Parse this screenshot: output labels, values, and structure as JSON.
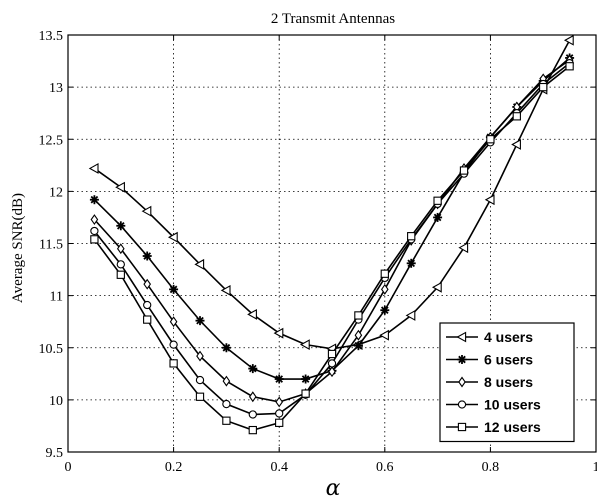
{
  "chart_data": {
    "type": "line",
    "title": "2 Transmit Antennas",
    "xlabel": "α",
    "ylabel": "Average SNR(dB)",
    "xlim": [
      0,
      1
    ],
    "ylim": [
      9.5,
      13.5
    ],
    "xticks": [
      0,
      0.2,
      0.4,
      0.6,
      0.8,
      1
    ],
    "xtick_labels": [
      "0",
      "0.2",
      "0.4",
      "0.6",
      "0.8",
      "1"
    ],
    "yticks": [
      9.5,
      10,
      10.5,
      11,
      11.5,
      12,
      12.5,
      13,
      13.5
    ],
    "ytick_labels": [
      "9.5",
      "10",
      "10.5",
      "11",
      "11.5",
      "12",
      "12.5",
      "13",
      "13.5"
    ],
    "grid": true,
    "legend_position": "bottom-right",
    "x": [
      0.05,
      0.1,
      0.15,
      0.2,
      0.25,
      0.3,
      0.35,
      0.4,
      0.45,
      0.5,
      0.55,
      0.6,
      0.65,
      0.7,
      0.75,
      0.8,
      0.85,
      0.9,
      0.95
    ],
    "series": [
      {
        "name": "4 users",
        "marker": "triangle-left",
        "values": [
          12.22,
          12.04,
          11.81,
          11.56,
          11.3,
          11.05,
          10.82,
          10.64,
          10.53,
          10.49,
          10.53,
          10.62,
          10.81,
          11.08,
          11.46,
          11.92,
          12.45,
          12.98,
          13.45
        ]
      },
      {
        "name": "6 users",
        "marker": "star",
        "values": [
          11.92,
          11.67,
          11.38,
          11.06,
          10.76,
          10.5,
          10.3,
          10.2,
          10.2,
          10.28,
          10.52,
          10.86,
          11.31,
          11.75,
          12.18,
          12.52,
          12.81,
          13.06,
          13.28
        ]
      },
      {
        "name": "8 users",
        "marker": "diamond",
        "values": [
          11.73,
          11.45,
          11.11,
          10.75,
          10.42,
          10.18,
          10.03,
          9.98,
          10.06,
          10.27,
          10.62,
          11.06,
          11.53,
          11.88,
          12.22,
          12.52,
          12.81,
          13.08,
          13.26
        ]
      },
      {
        "name": "10 users",
        "marker": "circle",
        "values": [
          11.62,
          11.3,
          10.91,
          10.53,
          10.19,
          9.96,
          9.86,
          9.87,
          10.05,
          10.35,
          10.77,
          11.17,
          11.54,
          11.88,
          12.17,
          12.47,
          12.75,
          13.03,
          13.23
        ]
      },
      {
        "name": "12 users",
        "marker": "square",
        "values": [
          11.54,
          11.2,
          10.77,
          10.35,
          10.03,
          9.8,
          9.71,
          9.78,
          10.06,
          10.44,
          10.81,
          11.21,
          11.57,
          11.91,
          12.2,
          12.5,
          12.72,
          13.0,
          13.2
        ]
      }
    ]
  }
}
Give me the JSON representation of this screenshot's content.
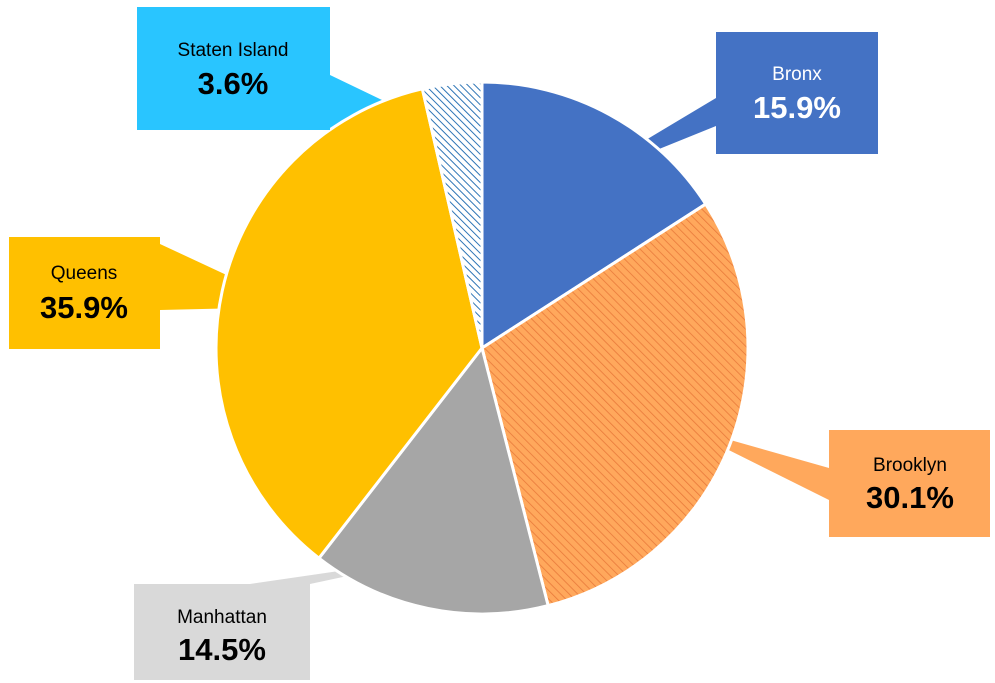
..............................
What to do:
Count every line of the material above that holds the string "screenshot", then state only the total.

Task answer:
2